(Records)
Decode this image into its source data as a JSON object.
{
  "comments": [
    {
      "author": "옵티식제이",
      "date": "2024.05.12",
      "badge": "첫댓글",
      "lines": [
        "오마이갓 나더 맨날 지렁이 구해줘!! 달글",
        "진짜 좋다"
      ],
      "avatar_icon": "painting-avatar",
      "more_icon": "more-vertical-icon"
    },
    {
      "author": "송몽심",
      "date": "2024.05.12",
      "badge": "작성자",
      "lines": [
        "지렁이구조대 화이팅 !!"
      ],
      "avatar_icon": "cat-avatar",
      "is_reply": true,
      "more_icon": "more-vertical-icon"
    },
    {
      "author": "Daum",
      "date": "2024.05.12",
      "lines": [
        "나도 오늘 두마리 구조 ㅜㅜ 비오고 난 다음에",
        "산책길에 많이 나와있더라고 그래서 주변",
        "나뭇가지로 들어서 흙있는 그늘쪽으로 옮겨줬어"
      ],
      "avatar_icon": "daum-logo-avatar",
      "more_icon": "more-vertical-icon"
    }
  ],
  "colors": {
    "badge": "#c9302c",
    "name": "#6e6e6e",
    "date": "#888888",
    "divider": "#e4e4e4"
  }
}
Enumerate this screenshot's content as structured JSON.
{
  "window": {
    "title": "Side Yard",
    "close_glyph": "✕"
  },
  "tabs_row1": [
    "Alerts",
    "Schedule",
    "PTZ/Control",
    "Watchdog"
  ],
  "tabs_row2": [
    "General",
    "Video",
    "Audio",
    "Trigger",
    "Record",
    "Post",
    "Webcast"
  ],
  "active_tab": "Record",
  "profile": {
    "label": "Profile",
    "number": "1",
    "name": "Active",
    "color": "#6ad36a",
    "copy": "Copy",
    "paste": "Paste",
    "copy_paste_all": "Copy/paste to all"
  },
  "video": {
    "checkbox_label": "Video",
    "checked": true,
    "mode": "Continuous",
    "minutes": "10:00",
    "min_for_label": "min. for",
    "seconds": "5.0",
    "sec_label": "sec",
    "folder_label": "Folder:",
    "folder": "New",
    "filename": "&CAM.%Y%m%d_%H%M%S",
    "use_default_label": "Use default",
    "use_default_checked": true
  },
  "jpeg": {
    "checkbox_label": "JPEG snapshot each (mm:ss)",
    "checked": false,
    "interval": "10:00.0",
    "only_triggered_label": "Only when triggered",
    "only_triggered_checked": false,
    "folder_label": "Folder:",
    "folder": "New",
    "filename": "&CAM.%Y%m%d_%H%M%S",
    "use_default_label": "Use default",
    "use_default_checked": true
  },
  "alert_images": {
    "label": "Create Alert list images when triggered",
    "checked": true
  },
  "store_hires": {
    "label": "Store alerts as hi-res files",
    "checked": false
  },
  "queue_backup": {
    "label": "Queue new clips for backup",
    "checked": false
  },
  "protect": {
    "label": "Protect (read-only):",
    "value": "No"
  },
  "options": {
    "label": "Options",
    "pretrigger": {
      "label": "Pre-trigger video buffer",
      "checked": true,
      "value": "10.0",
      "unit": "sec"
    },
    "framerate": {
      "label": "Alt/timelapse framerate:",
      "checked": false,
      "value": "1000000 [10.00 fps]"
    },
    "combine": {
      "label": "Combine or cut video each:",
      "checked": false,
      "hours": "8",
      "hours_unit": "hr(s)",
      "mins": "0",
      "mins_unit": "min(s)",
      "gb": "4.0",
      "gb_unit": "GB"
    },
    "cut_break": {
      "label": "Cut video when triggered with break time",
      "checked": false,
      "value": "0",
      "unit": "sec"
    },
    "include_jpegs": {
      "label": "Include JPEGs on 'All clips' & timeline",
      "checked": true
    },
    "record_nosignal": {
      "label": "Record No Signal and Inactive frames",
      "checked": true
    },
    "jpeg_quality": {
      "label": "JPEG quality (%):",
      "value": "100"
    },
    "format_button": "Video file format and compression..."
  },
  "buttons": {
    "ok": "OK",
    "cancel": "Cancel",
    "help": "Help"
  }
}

→ WORK REQUIRED
From the data, list each line in which the string "this" appears.

→ CORRECT ANSWER
Decode this image into its source data as a JSON object.
Enumerate this screenshot's content as structured JSON.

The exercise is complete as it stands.